(Data entries)
-=-=-=-=-
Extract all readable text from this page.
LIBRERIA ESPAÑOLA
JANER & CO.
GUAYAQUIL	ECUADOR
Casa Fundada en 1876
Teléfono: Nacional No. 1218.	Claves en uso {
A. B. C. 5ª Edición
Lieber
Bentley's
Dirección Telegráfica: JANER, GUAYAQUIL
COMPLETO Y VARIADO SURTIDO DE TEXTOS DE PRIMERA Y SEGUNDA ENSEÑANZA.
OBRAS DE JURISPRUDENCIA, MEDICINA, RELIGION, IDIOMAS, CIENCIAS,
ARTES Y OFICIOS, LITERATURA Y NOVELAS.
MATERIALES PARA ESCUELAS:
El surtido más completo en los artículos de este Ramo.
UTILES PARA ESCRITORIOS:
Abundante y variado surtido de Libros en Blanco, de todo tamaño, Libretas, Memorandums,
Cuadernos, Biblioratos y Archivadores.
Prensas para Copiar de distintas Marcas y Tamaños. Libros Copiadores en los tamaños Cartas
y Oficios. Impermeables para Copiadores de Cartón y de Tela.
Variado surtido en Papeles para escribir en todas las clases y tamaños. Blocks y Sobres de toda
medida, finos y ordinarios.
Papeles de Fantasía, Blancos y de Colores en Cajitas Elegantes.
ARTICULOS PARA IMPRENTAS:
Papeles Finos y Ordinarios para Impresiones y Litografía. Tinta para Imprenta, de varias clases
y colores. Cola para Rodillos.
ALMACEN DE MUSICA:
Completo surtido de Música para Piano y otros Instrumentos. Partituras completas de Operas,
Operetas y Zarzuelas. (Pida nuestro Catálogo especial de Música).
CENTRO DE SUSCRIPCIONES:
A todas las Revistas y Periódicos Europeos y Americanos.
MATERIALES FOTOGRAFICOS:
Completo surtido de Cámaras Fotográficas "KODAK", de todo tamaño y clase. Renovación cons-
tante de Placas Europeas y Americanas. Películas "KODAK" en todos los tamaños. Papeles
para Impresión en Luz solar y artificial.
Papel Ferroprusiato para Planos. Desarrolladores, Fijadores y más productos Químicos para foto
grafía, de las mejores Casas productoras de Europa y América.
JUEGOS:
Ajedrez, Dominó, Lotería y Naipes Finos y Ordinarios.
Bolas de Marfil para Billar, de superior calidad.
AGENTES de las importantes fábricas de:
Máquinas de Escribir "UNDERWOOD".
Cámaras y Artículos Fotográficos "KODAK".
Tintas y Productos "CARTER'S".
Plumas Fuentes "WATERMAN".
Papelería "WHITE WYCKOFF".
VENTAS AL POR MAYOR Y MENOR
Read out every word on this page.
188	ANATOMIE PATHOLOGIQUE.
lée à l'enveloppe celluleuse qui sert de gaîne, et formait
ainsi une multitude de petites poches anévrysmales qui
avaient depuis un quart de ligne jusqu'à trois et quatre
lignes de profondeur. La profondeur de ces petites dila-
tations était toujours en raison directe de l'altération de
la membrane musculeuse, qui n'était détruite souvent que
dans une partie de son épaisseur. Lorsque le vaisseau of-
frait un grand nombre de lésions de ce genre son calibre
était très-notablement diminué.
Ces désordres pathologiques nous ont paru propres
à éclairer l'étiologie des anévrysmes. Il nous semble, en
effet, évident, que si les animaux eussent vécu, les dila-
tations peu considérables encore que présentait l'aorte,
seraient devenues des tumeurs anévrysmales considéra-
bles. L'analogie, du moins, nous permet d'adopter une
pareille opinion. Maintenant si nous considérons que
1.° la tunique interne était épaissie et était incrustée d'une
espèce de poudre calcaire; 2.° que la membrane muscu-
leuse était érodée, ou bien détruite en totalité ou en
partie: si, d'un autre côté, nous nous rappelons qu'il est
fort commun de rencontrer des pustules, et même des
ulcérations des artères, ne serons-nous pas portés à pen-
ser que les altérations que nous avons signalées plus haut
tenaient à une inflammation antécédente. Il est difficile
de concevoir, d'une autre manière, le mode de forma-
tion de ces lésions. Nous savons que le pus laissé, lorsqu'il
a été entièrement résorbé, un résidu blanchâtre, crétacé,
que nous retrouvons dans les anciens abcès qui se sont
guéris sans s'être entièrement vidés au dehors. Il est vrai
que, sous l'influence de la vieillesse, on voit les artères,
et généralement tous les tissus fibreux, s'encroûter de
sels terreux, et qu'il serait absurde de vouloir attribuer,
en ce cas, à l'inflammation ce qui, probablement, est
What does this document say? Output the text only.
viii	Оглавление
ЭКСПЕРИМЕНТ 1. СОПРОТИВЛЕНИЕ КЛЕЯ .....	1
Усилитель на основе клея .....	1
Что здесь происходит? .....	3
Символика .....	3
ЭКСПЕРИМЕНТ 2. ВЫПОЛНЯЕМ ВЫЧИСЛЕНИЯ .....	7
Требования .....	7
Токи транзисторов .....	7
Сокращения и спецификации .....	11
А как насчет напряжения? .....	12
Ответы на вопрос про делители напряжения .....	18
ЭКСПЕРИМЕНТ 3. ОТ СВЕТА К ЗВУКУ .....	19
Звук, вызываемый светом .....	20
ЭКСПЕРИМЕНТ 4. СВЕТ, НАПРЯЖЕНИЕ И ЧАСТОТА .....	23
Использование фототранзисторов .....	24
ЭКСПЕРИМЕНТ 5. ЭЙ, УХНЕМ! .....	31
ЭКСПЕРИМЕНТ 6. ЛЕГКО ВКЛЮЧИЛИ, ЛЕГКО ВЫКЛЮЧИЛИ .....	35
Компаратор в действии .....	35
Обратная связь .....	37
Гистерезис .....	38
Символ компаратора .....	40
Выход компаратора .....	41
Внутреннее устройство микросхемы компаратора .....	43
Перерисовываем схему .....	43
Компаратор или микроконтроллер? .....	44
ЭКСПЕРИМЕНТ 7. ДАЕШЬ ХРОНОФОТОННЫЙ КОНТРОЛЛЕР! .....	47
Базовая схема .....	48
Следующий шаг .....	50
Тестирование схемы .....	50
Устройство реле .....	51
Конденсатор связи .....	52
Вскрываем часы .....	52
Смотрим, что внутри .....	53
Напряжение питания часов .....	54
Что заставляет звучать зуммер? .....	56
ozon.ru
-=-=-=-=-
▶ _Required task_
Write the material out again in its entirety, exactly as shown.

▶ _Answer to this task_
Extract all readable text from this page.
LIBRERIA ESPAÑOLA
JANER & CO.
GUAYAQUIL	ECUADOR
Casa Fundada en 1876
Teléfono: Nacional No. 1218.	Claves en uso {
A. B. C. 5ª Edición
Lieber
Bentley's
Dirección Telegráfica: JANER, GUAYAQUIL
COMPLETO Y VARIADO SURTIDO DE TEXTOS DE PRIMERA Y SEGUNDA ENSEÑANZA.
OBRAS DE JURISPRUDENCIA, MEDICINA, RELIGION, IDIOMAS, CIENCIAS,
ARTES Y OFICIOS, LITERATURA Y NOVELAS.
MATERIALES PARA ESCUELAS:
El surtido más completo en los artículos de este Ramo.
UTILES PARA ESCRITORIOS:
Abundante y variado surtido de Libros en Blanco, de todo tamaño, Libretas, Memorandums,
Cuadernos, Biblioratos y Archivadores.
Prensas para Copiar de distintas Marcas y Tamaños. Libros Copiadores en los tamaños Cartas
y Oficios. Impermeables para Copiadores de Cartón y de Tela.
Variado surtido en Papeles para escribir en todas las clases y tamaños. Blocks y Sobres de toda
medida, finos y ordinarios.
Papeles de Fantasía, Blancos y de Colores en Cajitas Elegantes.
ARTICULOS PARA IMPRENTAS:
Papeles Finos y Ordinarios para Impresiones y Litografía. Tinta para Imprenta, de varias clases
y colores. Cola para Rodillos.
ALMACEN DE MUSICA:
Completo surtido de Música para Piano y otros Instrumentos. Partituras completas de Operas,
Operetas y Zarzuelas. (Pida nuestro Catálogo especial de Música).
CENTRO DE SUSCRIPCIONES:
A todas las Revistas y Periódicos Europeos y Americanos.
MATERIALES FOTOGRAFICOS:
Completo surtido de Cámaras Fotográficas "KODAK", de todo tamaño y clase. Renovación cons-
tante de Placas Europeas y Americanas. Películas "KODAK" en todos los tamaños. Papeles
para Impresión en Luz solar y artificial.
Papel Ferroprusiato para Planos. Desarrolladores, Fijadores y más productos Químicos para foto
grafía, de las mejores Casas productoras de Europa y América.
JUEGOS:
Ajedrez, Dominó, Lotería y Naipes Finos y Ordinarios.
Bolas de Marfil para Billar, de superior calidad.
AGENTES de las importantes fábricas de:
Máquinas de Escribir "UNDERWOOD".
Cámaras y Artículos Fotográficos "KODAK".
Tintas y Productos "CARTER'S".
Plumas Fuentes "WATERMAN".
Papelería "WHITE WYCKOFF".
VENTAS AL POR MAYOR Y MENOR
Read out every word on this page.
188	ANATOMIE PATHOLOGIQUE.
lée à l'enveloppe celluleuse qui sert de gaîne, et formait
ainsi une multitude de petites poches anévrysmales qui
avaient depuis un quart de ligne jusqu'à trois et quatre
lignes de profondeur. La profondeur de ces petites dila-
tations était toujours en raison directe de l'altération de
la membrane musculeuse, qui n'était détruite souvent que
dans une partie de son épaisseur. Lorsque le vaisseau of-
frait un grand nombre de lésions de ce genre son calibre
était très-notablement diminué.
Ces désordres pathologiques nous ont paru propres
à éclairer l'étiologie des anévrysmes. Il nous semble, en
effet, évident, que si les animaux eussent vécu, les dila-
tations peu considérables encore que présentait l'aorte,
seraient devenues des tumeurs anévrysmales considéra-
bles. L'analogie, du moins, nous permet d'adopter une
pareille opinion. Maintenant si nous considérons que
1.° la tunique interne était épaissie et était incrustée d'une
espèce de poudre calcaire; 2.° que la membrane muscu-
leuse était érodée, ou bien détruite en totalité ou en
partie: si, d'un autre côté, nous nous rappelons qu'il est
fort commun de rencontrer des pustules, et même des
ulcérations des artères, ne serons-nous pas portés à pen-
ser que les altérations que nous avons signalées plus haut
tenaient à une inflammation antécédente. Il est difficile
de concevoir, d'une autre manière, le mode de forma-
tion de ces lésions. Nous savons que le pus laissé, lorsqu'il
a été entièrement résorbé, un résidu blanchâtre, crétacé,
que nous retrouvons dans les anciens abcès qui se sont
guéris sans s'être entièrement vidés au dehors. Il est vrai
que, sous l'influence de la vieillesse, on voit les artères,
et généralement tous les tissus fibreux, s'encroûter de
sels terreux, et qu'il serait absurde de vouloir attribuer,
en ce cas, à l'inflammation ce qui, probablement, est
What does this document say? Output the text only.
viii	Оглавление
ЭКСПЕРИМЕНТ 1. СОПРОТИВЛЕНИЕ КЛЕЯ .....	1
Усилитель на основе клея .....	1
Что здесь происходит? .....	3
Символика .....	3
ЭКСПЕРИМЕНТ 2. ВЫПОЛНЯЕМ ВЫЧИСЛЕНИЯ .....	7
Требования .....	7
Токи транзисторов .....	7
Сокращения и спецификации .....	11
А как насчет напряжения? .....	12
Ответы на вопрос про делители напряжения .....	18
ЭКСПЕРИМЕНТ 3. ОТ СВЕТА К ЗВУКУ .....	19
Звук, вызываемый светом .....	20
ЭКСПЕРИМЕНТ 4. СВЕТ, НАПРЯЖЕНИЕ И ЧАСТОТА .....	23
Использование фототранзисторов .....	24
ЭКСПЕРИМЕНТ 5. ЭЙ, УХНЕМ! .....	31
ЭКСПЕРИМЕНТ 6. ЛЕГКО ВКЛЮЧИЛИ, ЛЕГКО ВЫКЛЮЧИЛИ .....	35
Компаратор в действии .....	35
Обратная связь .....	37
Гистерезис .....	38
Символ компаратора .....	40
Выход компаратора .....	41
Внутреннее устройство микросхемы компаратора .....	43
Перерисовываем схему .....	43
Компаратор или микроконтроллер? .....	44
ЭКСПЕРИМЕНТ 7. ДАЕШЬ ХРОНОФОТОННЫЙ КОНТРОЛЛЕР! .....	47
Базовая схема .....	48
Следующий шаг .....	50
Тестирование схемы .....	50
Устройство реле .....	51
Конденсатор связи .....	52
Вскрываем часы .....	52
Смотрим, что внутри .....	53
Напряжение питания часов .....	54
Что заставляет звучать зуммер? .....	56
ozon.ru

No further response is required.